** Start of DATASET EXTRACT **

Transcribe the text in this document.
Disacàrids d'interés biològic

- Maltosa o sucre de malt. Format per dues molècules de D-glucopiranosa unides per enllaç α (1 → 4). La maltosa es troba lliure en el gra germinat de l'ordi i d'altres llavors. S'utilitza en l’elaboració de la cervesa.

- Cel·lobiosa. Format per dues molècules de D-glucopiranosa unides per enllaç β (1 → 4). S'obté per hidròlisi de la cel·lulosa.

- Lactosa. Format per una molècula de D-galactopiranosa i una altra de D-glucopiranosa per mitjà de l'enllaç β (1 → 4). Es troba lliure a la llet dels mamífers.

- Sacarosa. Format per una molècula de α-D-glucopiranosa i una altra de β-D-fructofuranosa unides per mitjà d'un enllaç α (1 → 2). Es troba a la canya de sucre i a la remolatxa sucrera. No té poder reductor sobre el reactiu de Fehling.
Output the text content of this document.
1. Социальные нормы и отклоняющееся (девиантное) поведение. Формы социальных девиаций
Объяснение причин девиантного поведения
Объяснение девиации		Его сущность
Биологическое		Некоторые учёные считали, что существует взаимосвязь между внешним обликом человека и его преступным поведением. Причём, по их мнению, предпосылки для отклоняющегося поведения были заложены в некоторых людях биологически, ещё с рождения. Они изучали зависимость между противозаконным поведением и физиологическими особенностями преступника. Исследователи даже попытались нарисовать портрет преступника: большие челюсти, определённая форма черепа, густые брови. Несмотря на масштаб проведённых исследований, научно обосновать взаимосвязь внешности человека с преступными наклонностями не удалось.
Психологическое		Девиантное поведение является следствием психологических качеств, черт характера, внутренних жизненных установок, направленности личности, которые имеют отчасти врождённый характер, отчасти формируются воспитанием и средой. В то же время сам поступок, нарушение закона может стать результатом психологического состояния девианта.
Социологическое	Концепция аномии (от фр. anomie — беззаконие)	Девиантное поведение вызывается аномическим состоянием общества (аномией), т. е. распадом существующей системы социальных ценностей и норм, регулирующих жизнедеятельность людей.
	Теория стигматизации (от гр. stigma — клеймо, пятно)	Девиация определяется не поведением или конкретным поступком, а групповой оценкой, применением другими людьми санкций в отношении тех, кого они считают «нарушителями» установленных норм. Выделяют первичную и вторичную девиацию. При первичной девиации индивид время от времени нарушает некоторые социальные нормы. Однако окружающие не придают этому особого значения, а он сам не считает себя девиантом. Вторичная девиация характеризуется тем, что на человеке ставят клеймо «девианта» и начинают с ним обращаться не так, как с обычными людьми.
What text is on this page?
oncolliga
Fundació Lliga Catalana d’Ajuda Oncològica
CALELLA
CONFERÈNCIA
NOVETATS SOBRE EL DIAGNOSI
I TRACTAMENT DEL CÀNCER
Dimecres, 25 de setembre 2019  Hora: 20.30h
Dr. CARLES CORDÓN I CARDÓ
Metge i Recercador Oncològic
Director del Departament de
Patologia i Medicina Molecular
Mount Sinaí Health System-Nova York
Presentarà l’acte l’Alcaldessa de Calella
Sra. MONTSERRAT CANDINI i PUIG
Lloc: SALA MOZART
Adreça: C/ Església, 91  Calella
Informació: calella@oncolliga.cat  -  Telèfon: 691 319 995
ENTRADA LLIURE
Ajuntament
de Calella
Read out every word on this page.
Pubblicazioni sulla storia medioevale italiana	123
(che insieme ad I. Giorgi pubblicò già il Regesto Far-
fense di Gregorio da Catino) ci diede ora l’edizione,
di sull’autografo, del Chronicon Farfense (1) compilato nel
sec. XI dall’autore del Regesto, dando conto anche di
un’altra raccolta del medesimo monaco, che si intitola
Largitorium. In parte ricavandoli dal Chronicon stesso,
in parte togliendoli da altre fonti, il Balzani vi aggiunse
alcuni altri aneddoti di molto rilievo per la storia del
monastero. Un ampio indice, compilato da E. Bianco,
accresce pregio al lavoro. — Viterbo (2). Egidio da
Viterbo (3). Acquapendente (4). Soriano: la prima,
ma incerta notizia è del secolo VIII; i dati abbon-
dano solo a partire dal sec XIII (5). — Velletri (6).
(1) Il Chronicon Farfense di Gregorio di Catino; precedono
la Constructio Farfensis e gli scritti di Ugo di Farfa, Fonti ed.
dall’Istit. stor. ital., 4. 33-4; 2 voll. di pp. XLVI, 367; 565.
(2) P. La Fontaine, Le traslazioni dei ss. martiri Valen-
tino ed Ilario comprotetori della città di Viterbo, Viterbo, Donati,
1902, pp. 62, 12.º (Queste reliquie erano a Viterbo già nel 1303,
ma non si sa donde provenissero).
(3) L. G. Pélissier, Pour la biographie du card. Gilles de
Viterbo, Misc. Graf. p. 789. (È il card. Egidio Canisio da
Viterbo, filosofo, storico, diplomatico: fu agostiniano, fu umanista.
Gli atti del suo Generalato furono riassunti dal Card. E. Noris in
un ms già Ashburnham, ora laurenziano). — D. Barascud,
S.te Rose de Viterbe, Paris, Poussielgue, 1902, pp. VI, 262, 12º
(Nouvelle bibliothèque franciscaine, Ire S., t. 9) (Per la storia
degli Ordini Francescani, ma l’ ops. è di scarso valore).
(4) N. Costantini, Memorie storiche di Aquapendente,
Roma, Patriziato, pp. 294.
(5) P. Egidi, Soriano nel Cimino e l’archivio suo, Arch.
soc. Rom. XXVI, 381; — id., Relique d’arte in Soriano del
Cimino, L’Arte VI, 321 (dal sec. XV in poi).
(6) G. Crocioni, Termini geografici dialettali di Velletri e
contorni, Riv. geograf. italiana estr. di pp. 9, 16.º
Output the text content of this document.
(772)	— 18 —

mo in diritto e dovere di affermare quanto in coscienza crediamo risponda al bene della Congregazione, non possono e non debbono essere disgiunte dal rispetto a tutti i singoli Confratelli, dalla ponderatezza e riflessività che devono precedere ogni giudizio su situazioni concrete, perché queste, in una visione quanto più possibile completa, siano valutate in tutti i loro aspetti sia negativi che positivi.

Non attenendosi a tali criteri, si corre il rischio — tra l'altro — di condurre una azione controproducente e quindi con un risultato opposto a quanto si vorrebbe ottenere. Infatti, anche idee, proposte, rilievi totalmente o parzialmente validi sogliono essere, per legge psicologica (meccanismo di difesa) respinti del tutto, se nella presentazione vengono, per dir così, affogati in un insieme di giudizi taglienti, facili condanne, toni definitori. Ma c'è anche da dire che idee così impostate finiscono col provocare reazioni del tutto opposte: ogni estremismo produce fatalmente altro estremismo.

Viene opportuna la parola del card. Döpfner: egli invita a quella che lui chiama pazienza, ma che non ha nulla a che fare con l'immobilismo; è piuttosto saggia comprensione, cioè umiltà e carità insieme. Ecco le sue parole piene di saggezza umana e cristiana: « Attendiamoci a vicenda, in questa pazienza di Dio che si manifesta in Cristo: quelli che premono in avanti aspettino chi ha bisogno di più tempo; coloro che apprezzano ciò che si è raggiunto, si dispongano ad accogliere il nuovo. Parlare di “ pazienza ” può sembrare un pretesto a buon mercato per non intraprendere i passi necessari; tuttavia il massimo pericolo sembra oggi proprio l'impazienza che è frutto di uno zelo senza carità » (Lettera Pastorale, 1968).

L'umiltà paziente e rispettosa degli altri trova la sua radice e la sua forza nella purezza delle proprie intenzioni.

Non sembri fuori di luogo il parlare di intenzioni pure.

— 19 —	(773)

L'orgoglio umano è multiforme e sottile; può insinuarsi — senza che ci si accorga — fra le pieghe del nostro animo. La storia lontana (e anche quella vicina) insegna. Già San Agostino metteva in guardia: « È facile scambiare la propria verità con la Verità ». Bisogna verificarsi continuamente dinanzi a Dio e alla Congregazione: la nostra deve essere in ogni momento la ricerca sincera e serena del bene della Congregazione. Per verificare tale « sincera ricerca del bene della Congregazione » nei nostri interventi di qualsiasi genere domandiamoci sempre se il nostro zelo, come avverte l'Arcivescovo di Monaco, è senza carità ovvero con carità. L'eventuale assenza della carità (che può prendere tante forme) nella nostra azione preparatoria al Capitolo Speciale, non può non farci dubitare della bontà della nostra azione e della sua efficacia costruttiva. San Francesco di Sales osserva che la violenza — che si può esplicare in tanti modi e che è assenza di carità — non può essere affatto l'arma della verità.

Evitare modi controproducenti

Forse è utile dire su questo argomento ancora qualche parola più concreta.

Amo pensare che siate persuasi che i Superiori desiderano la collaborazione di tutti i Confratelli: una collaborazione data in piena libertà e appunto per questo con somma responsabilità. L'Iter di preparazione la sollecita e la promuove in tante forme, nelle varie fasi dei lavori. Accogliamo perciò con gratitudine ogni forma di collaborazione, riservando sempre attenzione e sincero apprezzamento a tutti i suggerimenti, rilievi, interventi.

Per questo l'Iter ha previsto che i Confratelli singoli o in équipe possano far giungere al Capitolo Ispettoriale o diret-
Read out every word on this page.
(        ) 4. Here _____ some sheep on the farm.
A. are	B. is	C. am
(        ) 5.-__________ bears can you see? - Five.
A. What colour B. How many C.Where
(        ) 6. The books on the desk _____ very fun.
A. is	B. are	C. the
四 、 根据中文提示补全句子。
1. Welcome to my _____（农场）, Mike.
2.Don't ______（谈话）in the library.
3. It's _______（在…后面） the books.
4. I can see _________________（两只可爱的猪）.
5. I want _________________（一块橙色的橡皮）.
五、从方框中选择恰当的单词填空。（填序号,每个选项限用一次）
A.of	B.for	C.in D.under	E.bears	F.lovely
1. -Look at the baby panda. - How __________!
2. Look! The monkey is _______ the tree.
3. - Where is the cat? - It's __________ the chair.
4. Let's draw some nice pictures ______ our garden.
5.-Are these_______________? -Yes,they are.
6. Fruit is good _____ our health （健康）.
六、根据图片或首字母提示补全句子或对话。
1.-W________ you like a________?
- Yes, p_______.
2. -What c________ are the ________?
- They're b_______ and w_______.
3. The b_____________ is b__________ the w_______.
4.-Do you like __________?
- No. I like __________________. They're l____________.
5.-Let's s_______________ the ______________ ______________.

** End of DATASET EXTRACT **

GIVEN REQUEST =
Track down every line holding the string "Velletri" and copy it.

OUTPUT FOR THIS EXERCISE =
dano solo a partire dal sec XIII (5). — Velletri (6).
(6) G. Crocioni, Termini geografici dialettali di Velletri e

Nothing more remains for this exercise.